_Exercise prompt:_ Print the full listing exactly.
--- Excerpted records ---
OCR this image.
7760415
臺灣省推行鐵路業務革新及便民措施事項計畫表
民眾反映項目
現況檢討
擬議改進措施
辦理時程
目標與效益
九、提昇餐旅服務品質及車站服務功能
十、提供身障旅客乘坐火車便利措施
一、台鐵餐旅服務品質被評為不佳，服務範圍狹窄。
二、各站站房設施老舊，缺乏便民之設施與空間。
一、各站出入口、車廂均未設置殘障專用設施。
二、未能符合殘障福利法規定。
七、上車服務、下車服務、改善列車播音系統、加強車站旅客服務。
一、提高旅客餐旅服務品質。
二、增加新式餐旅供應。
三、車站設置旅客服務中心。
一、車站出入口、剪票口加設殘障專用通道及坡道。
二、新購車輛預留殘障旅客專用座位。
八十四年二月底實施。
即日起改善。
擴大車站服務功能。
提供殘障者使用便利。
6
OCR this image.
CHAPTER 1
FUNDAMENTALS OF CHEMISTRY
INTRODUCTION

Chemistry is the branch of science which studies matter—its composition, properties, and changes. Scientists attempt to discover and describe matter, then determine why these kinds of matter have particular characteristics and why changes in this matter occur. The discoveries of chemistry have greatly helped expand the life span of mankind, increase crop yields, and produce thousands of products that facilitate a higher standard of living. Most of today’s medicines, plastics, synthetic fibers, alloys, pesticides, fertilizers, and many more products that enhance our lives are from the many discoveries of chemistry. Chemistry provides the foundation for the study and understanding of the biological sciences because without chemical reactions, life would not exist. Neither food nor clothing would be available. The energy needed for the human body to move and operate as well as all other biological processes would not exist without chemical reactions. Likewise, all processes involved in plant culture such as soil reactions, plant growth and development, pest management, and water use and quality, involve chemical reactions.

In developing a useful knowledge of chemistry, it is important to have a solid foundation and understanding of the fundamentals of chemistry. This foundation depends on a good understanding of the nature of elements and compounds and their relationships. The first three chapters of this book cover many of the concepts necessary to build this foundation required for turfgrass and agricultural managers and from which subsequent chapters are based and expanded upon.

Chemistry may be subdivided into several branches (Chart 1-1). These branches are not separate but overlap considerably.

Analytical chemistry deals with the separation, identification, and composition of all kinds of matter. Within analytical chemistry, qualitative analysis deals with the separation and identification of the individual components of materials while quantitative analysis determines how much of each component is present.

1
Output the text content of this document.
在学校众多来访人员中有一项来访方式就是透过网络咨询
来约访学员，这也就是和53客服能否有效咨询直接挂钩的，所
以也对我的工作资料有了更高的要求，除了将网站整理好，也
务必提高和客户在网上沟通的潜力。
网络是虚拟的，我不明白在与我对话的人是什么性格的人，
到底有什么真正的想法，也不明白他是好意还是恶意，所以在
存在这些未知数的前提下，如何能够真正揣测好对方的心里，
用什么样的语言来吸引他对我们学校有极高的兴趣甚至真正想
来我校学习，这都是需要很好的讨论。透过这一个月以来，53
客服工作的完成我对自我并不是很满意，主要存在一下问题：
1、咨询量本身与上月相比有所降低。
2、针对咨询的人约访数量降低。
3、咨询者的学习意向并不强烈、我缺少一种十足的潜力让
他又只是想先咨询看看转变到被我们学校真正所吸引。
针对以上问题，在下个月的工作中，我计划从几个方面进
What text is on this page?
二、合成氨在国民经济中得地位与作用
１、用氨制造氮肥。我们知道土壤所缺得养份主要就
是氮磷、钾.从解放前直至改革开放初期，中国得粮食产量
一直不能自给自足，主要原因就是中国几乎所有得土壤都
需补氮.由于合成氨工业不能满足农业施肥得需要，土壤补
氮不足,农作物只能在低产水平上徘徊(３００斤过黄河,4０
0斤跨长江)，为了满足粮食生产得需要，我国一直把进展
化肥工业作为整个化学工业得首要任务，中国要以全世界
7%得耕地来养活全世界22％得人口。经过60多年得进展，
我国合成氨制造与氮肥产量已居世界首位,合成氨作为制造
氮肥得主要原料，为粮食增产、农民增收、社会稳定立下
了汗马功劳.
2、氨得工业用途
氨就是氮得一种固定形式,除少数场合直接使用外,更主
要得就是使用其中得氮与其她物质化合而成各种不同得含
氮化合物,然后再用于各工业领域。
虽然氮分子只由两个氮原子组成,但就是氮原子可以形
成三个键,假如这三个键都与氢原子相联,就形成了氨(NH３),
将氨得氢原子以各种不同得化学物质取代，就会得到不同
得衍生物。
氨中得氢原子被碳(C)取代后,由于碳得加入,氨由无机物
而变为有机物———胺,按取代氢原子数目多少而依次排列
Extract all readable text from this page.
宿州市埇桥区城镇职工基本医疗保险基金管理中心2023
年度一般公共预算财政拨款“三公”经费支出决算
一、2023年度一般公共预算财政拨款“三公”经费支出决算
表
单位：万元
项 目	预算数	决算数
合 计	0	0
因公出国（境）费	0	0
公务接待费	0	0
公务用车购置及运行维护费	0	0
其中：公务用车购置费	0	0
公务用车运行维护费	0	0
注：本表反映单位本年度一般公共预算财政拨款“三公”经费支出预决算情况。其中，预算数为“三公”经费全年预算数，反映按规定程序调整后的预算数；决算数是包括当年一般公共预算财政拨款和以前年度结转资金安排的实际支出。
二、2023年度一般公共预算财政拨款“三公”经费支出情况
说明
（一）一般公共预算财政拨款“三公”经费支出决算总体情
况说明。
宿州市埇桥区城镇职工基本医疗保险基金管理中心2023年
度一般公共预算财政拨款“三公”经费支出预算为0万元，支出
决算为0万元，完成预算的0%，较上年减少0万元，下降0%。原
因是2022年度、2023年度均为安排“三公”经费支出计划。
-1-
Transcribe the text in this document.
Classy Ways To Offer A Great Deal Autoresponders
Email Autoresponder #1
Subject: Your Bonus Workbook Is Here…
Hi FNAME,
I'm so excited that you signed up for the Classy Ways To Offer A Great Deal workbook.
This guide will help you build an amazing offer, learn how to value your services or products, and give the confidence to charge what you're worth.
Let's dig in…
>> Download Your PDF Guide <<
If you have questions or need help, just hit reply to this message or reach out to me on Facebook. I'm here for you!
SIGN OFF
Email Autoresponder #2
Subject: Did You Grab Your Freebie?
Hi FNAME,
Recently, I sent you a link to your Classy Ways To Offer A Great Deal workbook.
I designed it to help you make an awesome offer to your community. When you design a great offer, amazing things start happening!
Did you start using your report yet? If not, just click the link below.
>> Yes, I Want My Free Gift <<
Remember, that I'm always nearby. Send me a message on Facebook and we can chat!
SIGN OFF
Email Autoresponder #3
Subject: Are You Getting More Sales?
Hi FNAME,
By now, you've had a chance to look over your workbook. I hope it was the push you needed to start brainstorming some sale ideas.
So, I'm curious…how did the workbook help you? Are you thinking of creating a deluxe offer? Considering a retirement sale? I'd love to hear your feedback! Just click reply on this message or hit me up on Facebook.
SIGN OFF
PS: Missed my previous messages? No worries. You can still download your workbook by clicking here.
---
_Reply to the exercise:_
OCR this image.
7760415
臺灣省推行鐵路業務革新及便民措施事項計畫表
民眾反映項目
現況檢討
擬議改進措施
辦理時程
目標與效益
九、提昇餐旅服務品質及車站服務功能
十、提供身障旅客乘坐火車便利措施
一、台鐵餐旅服務品質被評為不佳，服務範圍狹窄。
二、各站站房設施老舊，缺乏便民之設施與空間。
一、各站出入口、車廂均未設置殘障專用設施。
二、未能符合殘障福利法規定。
七、上車服務、下車服務、改善列車播音系統、加強車站旅客服務。
一、提高旅客餐旅服務品質。
二、增加新式餐旅供應。
三、車站設置旅客服務中心。
一、車站出入口、剪票口加設殘障專用通道及坡道。
二、新購車輛預留殘障旅客專用座位。
八十四年二月底實施。
即日起改善。
擴大車站服務功能。
提供殘障者使用便利。
6
OCR this image.
CHAPTER 1
FUNDAMENTALS OF CHEMISTRY
INTRODUCTION

Chemistry is the branch of science which studies matter—its composition, properties, and changes. Scientists attempt to discover and describe matter, then determine why these kinds of matter have particular characteristics and why changes in this matter occur. The discoveries of chemistry have greatly helped expand the life span of mankind, increase crop yields, and produce thousands of products that facilitate a higher standard of living. Most of today’s medicines, plastics, synthetic fibers, alloys, pesticides, fertilizers, and many more products that enhance our lives are from the many discoveries of chemistry. Chemistry provides the foundation for the study and understanding of the biological sciences because without chemical reactions, life would not exist. Neither food nor clothing would be available. The energy needed for the human body to move and operate as well as all other biological processes would not exist without chemical reactions. Likewise, all processes involved in plant culture such as soil reactions, plant growth and development, pest management, and water use and quality, involve chemical reactions.

In developing a useful knowledge of chemistry, it is important to have a solid foundation and understanding of the fundamentals of chemistry. This foundation depends on a good understanding of the nature of elements and compounds and their relationships. The first three chapters of this book cover many of the concepts necessary to build this foundation required for turfgrass and agricultural managers and from which subsequent chapters are based and expanded upon.

Chemistry may be subdivided into several branches (Chart 1-1). These branches are not separate but overlap considerably.

Analytical chemistry deals with the separation, identification, and composition of all kinds of matter. Within analytical chemistry, qualitative analysis deals with the separation and identification of the individual components of materials while quantitative analysis determines how much of each component is present.

1
Output the text content of this document.
在学校众多来访人员中有一项来访方式就是透过网络咨询
来约访学员，这也就是和53客服能否有效咨询直接挂钩的，所
以也对我的工作资料有了更高的要求，除了将网站整理好，也
务必提高和客户在网上沟通的潜力。
网络是虚拟的，我不明白在与我对话的人是什么性格的人，
到底有什么真正的想法，也不明白他是好意还是恶意，所以在
存在这些未知数的前提下，如何能够真正揣测好对方的心里，
用什么样的语言来吸引他对我们学校有极高的兴趣甚至真正想
来我校学习，这都是需要很好的讨论。透过这一个月以来，53
客服工作的完成我对自我并不是很满意，主要存在一下问题：
1、咨询量本身与上月相比有所降低。
2、针对咨询的人约访数量降低。
3、咨询者的学习意向并不强烈、我缺少一种十足的潜力让
他又只是想先咨询看看转变到被我们学校真正所吸引。
针对以上问题，在下个月的工作中，我计划从几个方面进
What text is on this page?
二、合成氨在国民经济中得地位与作用
１、用氨制造氮肥。我们知道土壤所缺得养份主要就
是氮磷、钾.从解放前直至改革开放初期，中国得粮食产量
一直不能自给自足，主要原因就是中国几乎所有得土壤都
需补氮.由于合成氨工业不能满足农业施肥得需要，土壤补
氮不足,农作物只能在低产水平上徘徊(３００斤过黄河,4０
0斤跨长江)，为了满足粮食生产得需要，我国一直把进展
化肥工业作为整个化学工业得首要任务，中国要以全世界
7%得耕地来养活全世界22％得人口。经过60多年得进展，
我国合成氨制造与氮肥产量已居世界首位,合成氨作为制造
氮肥得主要原料，为粮食增产、农民增收、社会稳定立下
了汗马功劳.
2、氨得工业用途
氨就是氮得一种固定形式,除少数场合直接使用外,更主
要得就是使用其中得氮与其她物质化合而成各种不同得含
氮化合物,然后再用于各工业领域。
虽然氮分子只由两个氮原子组成,但就是氮原子可以形
成三个键,假如这三个键都与氢原子相联,就形成了氨(NH３),
将氨得氢原子以各种不同得化学物质取代，就会得到不同
得衍生物。
氨中得氢原子被碳(C)取代后,由于碳得加入,氨由无机物
而变为有机物———胺,按取代氢原子数目多少而依次排列
Extract all readable text from this page.
宿州市埇桥区城镇职工基本医疗保险基金管理中心2023
年度一般公共预算财政拨款“三公”经费支出决算
一、2023年度一般公共预算财政拨款“三公”经费支出决算
表
单位：万元
项 目	预算数	决算数
合 计	0	0
因公出国（境）费	0	0
公务接待费	0	0
公务用车购置及运行维护费	0	0
其中：公务用车购置费	0	0
公务用车运行维护费	0	0
注：本表反映单位本年度一般公共预算财政拨款“三公”经费支出预决算情况。其中，预算数为“三公”经费全年预算数，反映按规定程序调整后的预算数；决算数是包括当年一般公共预算财政拨款和以前年度结转资金安排的实际支出。
二、2023年度一般公共预算财政拨款“三公”经费支出情况
说明
（一）一般公共预算财政拨款“三公”经费支出决算总体情
况说明。
宿州市埇桥区城镇职工基本医疗保险基金管理中心2023年
度一般公共预算财政拨款“三公”经费支出预算为0万元，支出
决算为0万元，完成预算的0%，较上年减少0万元，下降0%。原
因是2022年度、2023年度均为安排“三公”经费支出计划。
-1-
Transcribe the text in this document.
Classy Ways To Offer A Great Deal Autoresponders
Email Autoresponder #1
Subject: Your Bonus Workbook Is Here…
Hi FNAME,
I'm so excited that you signed up for the Classy Ways To Offer A Great Deal workbook.
This guide will help you build an amazing offer, learn how to value your services or products, and give the confidence to charge what you're worth.
Let's dig in…
>> Download Your PDF Guide <<
If you have questions or need help, just hit reply to this message or reach out to me on Facebook. I'm here for you!
SIGN OFF
Email Autoresponder #2
Subject: Did You Grab Your Freebie?
Hi FNAME,
Recently, I sent you a link to your Classy Ways To Offer A Great Deal workbook.
I designed it to help you make an awesome offer to your community. When you design a great offer, amazing things start happening!
Did you start using your report yet? If not, just click the link below.
>> Yes, I Want My Free Gift <<
Remember, that I'm always nearby. Send me a message on Facebook and we can chat!
SIGN OFF
Email Autoresponder #3
Subject: Are You Getting More Sales?
Hi FNAME,
By now, you've had a chance to look over your workbook. I hope it was the push you needed to start brainstorming some sale ideas.
So, I'm curious…how did the workbook help you? Are you thinking of creating a deluxe offer? Considering a retirement sale? I'd love to hear your feedback! Just click reply on this message or hit me up on Facebook.
SIGN OFF
PS: Missed my previous messages? No worries. You can still download your workbook by clicking here.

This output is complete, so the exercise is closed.